■ RECORDS FOR PROCESSING:
↓↓↓

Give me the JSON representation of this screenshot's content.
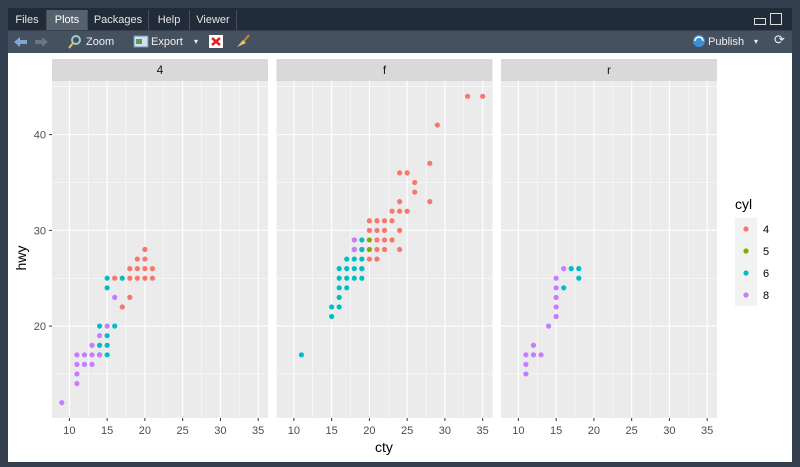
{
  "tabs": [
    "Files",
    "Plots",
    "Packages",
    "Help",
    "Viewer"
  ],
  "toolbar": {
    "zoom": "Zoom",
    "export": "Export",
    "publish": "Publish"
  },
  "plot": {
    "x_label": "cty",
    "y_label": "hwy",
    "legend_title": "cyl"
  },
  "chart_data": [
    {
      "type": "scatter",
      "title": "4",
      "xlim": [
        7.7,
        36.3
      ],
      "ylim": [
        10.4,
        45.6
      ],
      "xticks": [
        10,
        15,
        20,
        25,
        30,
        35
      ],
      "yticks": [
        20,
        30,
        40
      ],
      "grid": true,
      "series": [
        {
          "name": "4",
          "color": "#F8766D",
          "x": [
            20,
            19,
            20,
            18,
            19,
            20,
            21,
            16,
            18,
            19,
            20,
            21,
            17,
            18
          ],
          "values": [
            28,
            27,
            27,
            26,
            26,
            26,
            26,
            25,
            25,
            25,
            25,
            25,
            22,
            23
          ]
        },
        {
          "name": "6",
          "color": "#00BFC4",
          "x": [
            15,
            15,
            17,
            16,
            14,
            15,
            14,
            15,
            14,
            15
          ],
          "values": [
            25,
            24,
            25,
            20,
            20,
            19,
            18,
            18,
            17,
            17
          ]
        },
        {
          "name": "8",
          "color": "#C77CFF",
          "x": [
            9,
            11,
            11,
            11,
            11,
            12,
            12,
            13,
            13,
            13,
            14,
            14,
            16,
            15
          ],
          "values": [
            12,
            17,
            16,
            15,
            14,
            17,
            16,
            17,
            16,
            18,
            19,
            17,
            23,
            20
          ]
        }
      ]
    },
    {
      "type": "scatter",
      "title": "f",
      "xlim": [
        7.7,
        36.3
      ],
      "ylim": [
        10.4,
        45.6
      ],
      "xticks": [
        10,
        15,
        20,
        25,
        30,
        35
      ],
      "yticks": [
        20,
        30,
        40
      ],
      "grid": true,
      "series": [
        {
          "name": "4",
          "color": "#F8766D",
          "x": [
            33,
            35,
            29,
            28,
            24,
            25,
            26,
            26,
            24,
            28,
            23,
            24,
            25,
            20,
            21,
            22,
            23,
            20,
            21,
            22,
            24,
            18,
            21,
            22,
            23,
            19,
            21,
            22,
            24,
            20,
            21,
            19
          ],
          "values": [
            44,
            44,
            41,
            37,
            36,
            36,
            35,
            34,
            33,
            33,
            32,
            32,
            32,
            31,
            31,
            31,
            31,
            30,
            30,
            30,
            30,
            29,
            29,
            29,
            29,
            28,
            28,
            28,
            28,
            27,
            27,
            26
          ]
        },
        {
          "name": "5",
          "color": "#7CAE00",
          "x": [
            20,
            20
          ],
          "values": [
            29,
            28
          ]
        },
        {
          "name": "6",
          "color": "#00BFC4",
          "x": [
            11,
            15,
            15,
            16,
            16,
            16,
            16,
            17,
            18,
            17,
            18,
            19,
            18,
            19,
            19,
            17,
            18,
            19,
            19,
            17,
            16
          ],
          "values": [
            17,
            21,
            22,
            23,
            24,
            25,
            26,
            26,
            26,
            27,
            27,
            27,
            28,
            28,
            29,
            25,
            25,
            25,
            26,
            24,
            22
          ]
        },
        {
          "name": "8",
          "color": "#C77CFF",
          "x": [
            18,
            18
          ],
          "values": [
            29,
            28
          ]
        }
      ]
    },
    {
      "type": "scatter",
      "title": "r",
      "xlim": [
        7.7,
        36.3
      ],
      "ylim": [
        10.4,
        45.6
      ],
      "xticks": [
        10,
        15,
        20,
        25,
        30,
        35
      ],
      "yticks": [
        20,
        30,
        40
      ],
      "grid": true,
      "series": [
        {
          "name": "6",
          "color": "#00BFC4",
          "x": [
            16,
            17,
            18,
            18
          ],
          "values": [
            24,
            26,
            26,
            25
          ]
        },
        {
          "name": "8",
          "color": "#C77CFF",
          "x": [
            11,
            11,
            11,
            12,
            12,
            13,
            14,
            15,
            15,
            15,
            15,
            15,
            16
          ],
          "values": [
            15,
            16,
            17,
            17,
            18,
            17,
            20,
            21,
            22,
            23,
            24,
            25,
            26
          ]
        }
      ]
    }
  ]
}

↑↑↑
↓↓↓

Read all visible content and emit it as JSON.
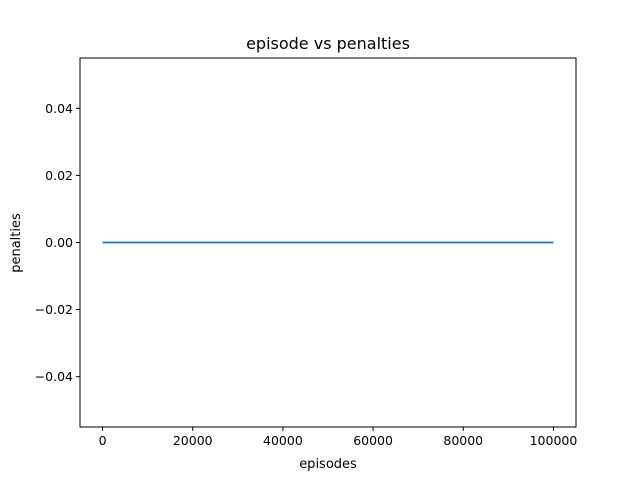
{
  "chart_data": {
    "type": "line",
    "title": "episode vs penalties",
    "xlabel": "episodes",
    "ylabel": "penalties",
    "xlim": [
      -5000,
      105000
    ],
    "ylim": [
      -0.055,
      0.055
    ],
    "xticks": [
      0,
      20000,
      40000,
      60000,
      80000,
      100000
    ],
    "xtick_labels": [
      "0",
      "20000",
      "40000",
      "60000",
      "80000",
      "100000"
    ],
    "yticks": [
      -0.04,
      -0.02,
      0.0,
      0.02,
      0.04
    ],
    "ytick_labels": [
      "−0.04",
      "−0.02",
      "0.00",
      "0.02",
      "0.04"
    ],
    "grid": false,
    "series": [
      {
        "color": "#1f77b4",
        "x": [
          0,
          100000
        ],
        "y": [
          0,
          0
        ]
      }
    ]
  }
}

↑↑↑

■ WHAT IS REQUIRED:
State how many lines include the string "JSON". Give no other information.

■ RESPONSE:
2